### Задания для выполнения
1. Внесите в нумерованный список строки листинга с самого его начала по строку с «x-tick-label: 110 (443, 373, 474, 394)» включительно. Пустые строки не включайте.
2. Продолжите текст о политическом тупике в Израиле и отставке спикера Кнессета с того места, на котором он заканчивается.

Израиль в поисках центристской альтернативы

Объявленная утром 25 марта 2020 года добровольная – в кавычках или без них – отставка Юлия Эдельштейна с поста спикера Кнессета пополнила список беспрецедентных для Израиля событий последних 12 месяцев, и прежде всего — политический тупик, который демонстрировали переходящие одна в другую три избирательные кампании подряд. Состоявшиеся 2 марта с. г. последние по времени выборы в Кнессет уже 23-го созыва также не стали исключением.

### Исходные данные
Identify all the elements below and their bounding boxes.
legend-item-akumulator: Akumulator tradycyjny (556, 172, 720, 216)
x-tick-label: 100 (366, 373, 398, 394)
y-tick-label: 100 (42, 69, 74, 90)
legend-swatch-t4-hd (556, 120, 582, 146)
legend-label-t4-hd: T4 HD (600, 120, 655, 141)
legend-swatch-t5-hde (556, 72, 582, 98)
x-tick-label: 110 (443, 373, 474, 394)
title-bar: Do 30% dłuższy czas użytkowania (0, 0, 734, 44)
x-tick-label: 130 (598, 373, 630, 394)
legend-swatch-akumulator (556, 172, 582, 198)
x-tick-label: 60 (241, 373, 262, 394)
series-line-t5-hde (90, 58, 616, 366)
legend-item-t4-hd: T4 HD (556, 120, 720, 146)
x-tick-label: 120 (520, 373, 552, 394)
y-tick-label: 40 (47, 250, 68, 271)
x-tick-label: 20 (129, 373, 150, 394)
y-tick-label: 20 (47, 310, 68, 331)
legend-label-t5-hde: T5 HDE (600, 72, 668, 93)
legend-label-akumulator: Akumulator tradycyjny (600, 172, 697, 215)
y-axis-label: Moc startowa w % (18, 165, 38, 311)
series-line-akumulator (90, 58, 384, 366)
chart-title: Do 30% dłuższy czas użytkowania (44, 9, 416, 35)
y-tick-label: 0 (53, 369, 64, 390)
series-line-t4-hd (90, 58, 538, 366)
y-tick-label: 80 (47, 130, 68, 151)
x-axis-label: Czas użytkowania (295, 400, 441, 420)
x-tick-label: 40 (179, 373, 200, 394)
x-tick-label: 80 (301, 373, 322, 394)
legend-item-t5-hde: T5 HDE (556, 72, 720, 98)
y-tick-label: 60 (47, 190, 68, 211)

### Ответы на задания
1.
1. Identify all the elements below and their bounding boxes.
2. legend-item-akumulator: Akumulator tradycyjny (556, 172, 720, 216)
3. x-tick-label: 100 (366, 373, 398, 394)
4. y-tick-label: 100 (42, 69, 74, 90)
5. legend-swatch-t4-hd (556, 120, 582, 146)
6. legend-label-t4-hd: T4 HD (600, 120, 655, 141)
7. legend-swatch-t5-hde (556, 72, 582, 98)
8. x-tick-label: 110 (443, 373, 474, 394)

2.
Послевыборный расклад и (не)возможные перспективы

Правящая правоцентристская партия Ликуд премьер-министра Биньямина Нетаньяху в союзе с двумя партиями религиозных ультра-ортодоксов (т.н. «харедим») — «Еврейство Торы» и ШАС и блоком консервативных религиозных сионистов «Ямина» в сумме получили 58 мандатов (из них 36 сам Ликуд).  Их основной соперник, блок центристских и лево-центристских партий «Кахоль-лаван» Бени Ганца и его возможные партнеры из объединенного списка партий «Авода-Гешер» и МЕРЕЦ, в сумме получили еще меньше – 40 (соответственно, 33 и 7) мест в Кнессете. Таким образом, ни Нетаньяху, ни Ганц – даже с учетом того, что его на пост премьер-министра порекомендовали также 15 членов Объединённого арабского списка (ОАС) – не имеют необходимого минимума в 61 из 120 мандатов Кнессета для формирования право-религиозной или левоцентристской коалиции.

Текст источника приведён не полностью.